** START Data in this exercise **
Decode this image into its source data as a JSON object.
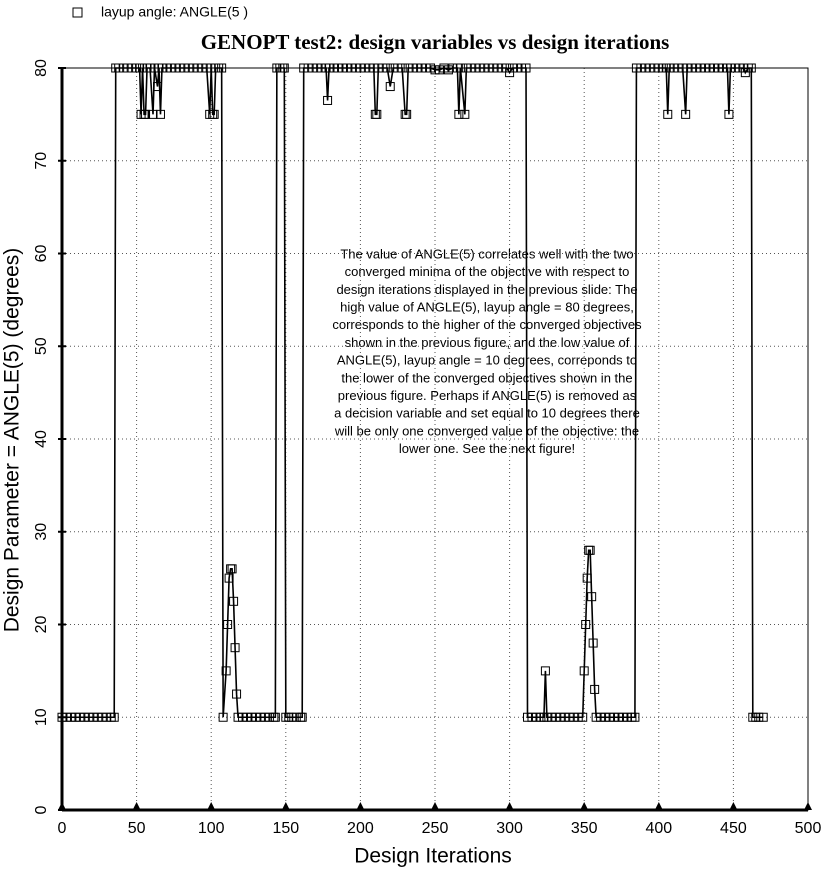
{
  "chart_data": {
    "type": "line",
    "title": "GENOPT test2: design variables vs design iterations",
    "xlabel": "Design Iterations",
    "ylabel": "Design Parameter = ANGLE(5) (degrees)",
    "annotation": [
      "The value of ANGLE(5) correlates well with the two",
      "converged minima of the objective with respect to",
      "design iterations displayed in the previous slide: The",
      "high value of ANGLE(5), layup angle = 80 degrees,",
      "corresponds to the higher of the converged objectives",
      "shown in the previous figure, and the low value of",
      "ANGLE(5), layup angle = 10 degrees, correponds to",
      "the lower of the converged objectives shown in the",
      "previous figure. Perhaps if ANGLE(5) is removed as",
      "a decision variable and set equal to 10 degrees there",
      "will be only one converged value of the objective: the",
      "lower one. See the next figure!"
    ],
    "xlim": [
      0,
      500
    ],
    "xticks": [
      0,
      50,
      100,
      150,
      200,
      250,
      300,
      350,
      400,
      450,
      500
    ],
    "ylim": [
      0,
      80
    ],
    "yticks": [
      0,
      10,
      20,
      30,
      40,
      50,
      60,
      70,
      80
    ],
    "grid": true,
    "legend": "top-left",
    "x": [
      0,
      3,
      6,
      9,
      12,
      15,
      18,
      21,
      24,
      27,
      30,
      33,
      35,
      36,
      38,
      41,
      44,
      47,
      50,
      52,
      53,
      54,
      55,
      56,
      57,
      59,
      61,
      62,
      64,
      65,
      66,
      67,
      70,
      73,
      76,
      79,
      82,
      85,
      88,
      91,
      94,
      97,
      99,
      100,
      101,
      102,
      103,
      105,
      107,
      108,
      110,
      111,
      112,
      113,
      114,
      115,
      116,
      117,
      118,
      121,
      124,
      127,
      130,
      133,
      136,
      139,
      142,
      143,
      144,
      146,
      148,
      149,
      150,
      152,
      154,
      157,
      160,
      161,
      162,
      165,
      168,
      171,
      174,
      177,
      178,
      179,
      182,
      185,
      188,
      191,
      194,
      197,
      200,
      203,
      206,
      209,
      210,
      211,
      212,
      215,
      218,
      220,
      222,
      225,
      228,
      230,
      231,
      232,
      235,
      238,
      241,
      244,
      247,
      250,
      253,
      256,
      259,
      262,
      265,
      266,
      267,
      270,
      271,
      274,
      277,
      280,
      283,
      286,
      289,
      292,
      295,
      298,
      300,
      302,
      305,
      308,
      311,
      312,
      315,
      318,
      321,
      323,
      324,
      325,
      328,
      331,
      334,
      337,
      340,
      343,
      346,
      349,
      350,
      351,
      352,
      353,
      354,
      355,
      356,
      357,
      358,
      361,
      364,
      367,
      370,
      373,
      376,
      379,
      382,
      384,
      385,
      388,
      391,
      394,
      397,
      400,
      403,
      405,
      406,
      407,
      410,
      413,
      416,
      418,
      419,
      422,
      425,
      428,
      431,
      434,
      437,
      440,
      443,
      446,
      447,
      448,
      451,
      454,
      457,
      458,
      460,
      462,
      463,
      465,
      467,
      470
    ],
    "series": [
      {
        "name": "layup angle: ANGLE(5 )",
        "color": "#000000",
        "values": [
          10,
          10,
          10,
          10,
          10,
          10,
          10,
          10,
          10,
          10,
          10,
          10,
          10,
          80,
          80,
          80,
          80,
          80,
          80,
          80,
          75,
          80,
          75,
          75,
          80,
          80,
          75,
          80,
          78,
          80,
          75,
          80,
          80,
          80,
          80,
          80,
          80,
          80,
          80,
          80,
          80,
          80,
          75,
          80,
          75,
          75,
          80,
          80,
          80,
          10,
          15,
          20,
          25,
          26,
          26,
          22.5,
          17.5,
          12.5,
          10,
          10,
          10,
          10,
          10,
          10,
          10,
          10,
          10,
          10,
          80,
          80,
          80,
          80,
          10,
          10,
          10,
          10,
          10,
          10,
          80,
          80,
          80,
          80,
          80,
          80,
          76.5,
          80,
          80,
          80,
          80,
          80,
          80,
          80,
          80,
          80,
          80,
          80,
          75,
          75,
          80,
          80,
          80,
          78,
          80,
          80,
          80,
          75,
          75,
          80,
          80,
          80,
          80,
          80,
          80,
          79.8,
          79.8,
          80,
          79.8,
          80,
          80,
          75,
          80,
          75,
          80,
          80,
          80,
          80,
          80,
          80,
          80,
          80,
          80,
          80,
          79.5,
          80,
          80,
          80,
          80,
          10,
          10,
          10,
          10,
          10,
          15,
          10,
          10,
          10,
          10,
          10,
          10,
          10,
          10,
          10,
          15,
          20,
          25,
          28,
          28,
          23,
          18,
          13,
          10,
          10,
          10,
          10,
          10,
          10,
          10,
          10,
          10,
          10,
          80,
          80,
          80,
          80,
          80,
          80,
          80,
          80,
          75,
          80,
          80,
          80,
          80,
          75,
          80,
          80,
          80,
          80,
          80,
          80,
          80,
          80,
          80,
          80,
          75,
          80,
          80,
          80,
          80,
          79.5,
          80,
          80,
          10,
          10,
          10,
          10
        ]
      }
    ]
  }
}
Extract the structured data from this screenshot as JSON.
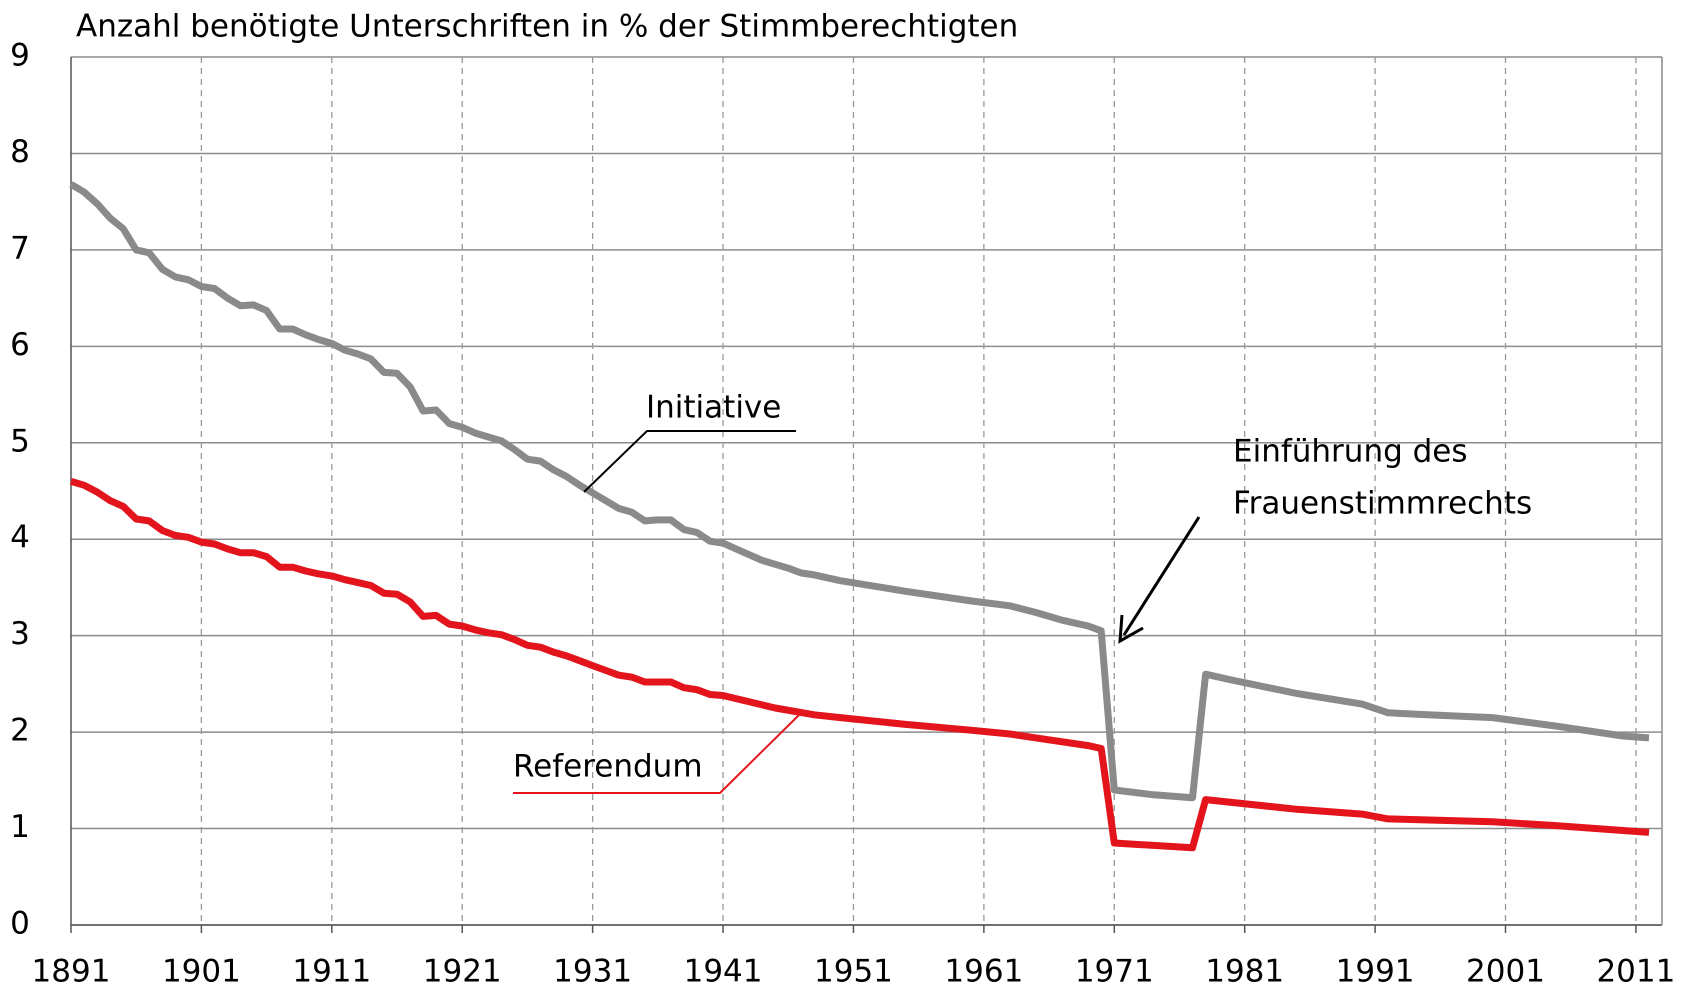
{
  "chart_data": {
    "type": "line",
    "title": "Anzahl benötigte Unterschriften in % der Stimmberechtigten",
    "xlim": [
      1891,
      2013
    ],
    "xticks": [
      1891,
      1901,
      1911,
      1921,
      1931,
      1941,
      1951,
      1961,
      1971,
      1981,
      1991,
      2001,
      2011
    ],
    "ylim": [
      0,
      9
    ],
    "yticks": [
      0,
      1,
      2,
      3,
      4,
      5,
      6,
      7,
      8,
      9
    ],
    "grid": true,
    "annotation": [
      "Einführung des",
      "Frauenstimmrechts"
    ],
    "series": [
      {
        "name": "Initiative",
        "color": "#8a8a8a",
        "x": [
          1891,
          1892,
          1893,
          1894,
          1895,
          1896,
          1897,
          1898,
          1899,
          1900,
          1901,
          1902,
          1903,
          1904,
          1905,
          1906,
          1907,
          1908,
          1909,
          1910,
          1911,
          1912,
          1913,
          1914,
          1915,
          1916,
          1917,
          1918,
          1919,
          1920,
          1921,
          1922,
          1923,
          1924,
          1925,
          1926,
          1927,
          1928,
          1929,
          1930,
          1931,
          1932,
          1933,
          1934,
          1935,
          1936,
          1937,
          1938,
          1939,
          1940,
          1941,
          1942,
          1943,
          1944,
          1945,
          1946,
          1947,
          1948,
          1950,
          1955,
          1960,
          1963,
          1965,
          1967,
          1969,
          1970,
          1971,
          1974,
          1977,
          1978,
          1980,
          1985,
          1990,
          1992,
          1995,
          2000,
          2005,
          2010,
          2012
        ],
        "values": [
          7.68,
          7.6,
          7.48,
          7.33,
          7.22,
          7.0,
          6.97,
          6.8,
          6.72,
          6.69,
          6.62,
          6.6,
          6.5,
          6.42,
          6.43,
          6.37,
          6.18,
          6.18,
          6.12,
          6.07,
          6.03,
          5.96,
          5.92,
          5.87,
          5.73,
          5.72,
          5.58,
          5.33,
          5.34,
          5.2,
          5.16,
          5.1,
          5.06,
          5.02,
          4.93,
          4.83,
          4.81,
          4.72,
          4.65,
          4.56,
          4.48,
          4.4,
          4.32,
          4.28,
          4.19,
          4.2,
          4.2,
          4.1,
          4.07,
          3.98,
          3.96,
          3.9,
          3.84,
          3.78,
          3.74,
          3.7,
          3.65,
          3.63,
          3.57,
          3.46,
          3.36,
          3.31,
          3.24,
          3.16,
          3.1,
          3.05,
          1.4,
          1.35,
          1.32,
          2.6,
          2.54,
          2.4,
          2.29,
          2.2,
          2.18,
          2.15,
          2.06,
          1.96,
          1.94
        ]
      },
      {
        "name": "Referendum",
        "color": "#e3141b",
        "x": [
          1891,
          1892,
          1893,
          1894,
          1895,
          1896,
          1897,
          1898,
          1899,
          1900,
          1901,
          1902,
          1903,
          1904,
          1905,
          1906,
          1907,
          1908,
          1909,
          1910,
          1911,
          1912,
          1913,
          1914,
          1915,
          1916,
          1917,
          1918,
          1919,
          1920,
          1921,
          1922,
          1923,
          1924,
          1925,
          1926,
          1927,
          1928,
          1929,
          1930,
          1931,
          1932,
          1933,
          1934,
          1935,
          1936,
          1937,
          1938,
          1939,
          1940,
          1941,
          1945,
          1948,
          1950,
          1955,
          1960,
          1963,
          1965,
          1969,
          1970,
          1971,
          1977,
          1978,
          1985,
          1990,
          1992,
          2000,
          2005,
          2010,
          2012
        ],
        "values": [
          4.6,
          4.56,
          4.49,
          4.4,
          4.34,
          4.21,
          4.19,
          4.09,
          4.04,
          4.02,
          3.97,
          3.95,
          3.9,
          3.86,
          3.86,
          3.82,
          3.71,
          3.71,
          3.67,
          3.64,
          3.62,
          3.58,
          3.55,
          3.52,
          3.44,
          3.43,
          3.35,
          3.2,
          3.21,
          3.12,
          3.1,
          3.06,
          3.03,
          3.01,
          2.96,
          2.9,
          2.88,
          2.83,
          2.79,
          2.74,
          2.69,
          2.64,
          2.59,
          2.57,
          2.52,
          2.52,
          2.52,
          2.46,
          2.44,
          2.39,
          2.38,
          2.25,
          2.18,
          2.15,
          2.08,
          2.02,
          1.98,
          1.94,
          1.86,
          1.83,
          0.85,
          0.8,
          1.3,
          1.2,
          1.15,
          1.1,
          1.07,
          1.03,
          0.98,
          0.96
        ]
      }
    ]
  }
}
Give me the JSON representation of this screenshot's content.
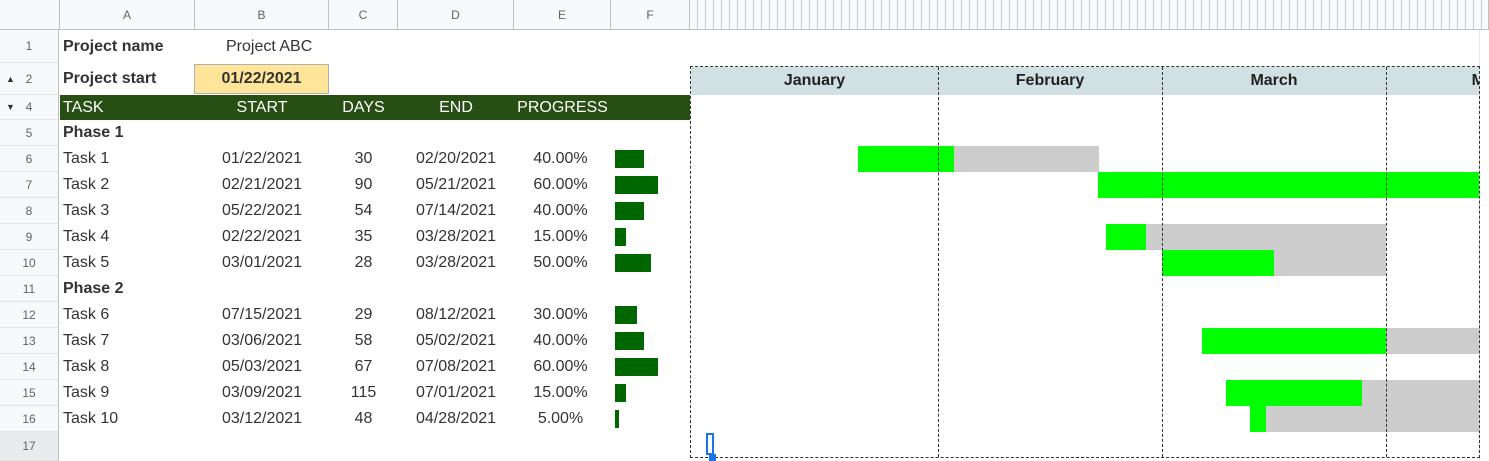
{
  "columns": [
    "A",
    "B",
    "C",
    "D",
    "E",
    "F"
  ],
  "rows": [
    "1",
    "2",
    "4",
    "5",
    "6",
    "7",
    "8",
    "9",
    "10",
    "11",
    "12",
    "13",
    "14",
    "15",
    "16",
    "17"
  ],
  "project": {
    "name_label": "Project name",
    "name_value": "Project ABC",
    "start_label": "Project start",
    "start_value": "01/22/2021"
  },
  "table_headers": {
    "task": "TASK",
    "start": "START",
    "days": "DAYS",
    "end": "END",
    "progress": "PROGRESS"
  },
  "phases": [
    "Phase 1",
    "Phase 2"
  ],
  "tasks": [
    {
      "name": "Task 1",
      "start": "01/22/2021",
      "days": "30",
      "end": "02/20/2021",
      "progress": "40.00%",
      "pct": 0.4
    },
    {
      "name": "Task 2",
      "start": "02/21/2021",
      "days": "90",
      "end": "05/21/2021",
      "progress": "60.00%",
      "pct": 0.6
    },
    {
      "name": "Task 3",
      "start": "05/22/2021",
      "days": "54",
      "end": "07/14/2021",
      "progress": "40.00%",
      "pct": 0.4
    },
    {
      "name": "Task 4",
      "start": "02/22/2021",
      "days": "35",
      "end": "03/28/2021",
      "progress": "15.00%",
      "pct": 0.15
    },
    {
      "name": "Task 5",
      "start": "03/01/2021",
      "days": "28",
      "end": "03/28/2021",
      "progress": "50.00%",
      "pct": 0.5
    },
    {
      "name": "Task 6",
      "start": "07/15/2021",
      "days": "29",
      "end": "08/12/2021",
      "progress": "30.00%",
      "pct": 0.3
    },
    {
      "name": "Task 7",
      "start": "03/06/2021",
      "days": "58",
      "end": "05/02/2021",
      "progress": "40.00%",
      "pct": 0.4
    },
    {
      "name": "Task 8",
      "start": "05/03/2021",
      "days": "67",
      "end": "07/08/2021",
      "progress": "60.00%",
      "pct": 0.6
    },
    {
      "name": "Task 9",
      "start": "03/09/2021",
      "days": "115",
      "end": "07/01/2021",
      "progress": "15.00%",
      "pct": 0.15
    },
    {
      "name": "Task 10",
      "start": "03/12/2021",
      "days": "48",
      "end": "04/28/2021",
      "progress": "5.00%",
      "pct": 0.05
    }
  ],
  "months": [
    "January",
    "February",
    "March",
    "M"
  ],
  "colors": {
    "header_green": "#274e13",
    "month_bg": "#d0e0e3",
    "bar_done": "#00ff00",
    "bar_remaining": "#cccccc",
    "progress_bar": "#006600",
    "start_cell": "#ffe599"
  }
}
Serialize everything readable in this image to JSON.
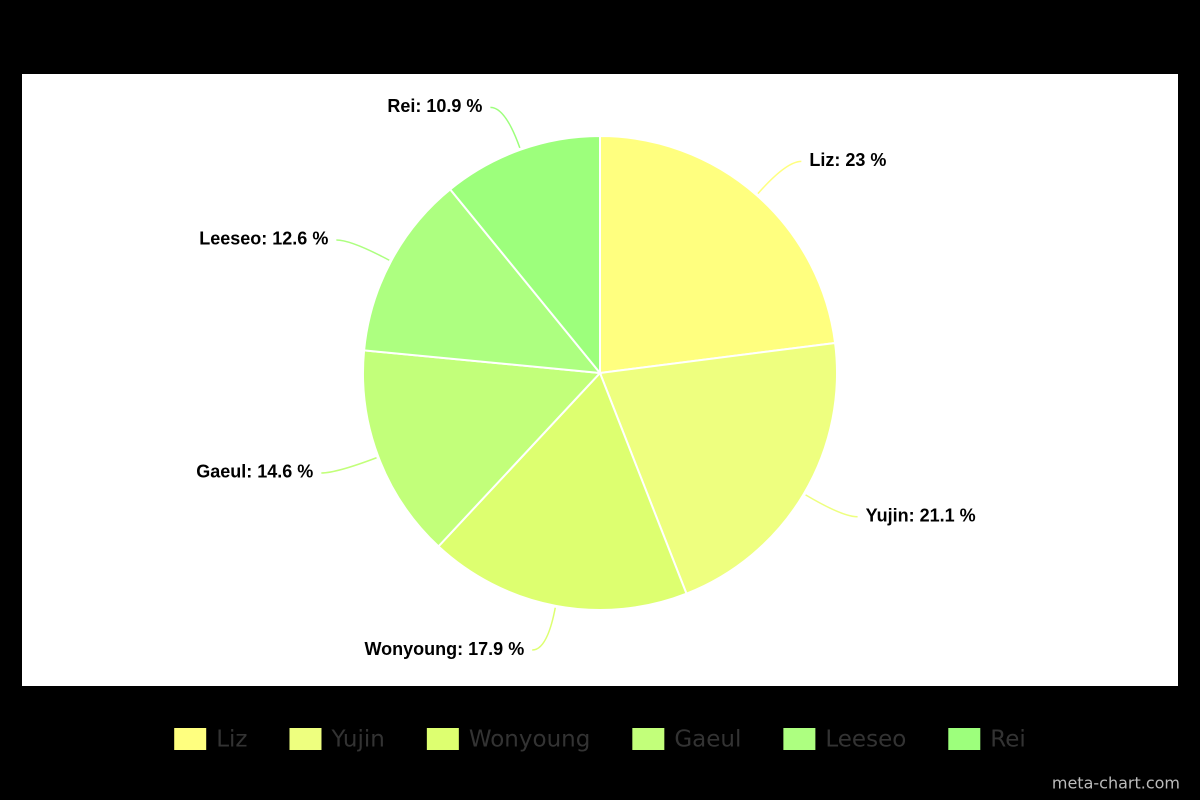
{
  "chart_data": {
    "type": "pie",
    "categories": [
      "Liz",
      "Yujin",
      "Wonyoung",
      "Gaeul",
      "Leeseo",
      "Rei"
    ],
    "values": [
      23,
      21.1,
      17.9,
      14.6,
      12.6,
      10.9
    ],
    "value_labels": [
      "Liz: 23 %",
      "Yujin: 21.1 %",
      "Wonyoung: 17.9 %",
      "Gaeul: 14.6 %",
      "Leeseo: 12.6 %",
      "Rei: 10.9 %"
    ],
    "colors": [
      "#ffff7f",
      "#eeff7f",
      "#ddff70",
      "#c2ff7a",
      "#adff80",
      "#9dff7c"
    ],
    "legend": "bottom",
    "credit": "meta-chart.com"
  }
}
** END Data in this exercise **
_Exercise requirements_. Copy each line of the preceding data that contains the string "ANGLE".

_Task solution_.
    "ylabel": "Design Parameter = ANGLE(5) (degrees)",
      "The value of ANGLE(5) correlates well with the two",
      "high value of ANGLE(5), layup angle = 80 degrees,",
      "ANGLE(5), layup angle = 10 degrees, correponds to",
      "previous figure. Perhaps if ANGLE(5) is removed as",
        "name": "layup angle: ANGLE(5 )",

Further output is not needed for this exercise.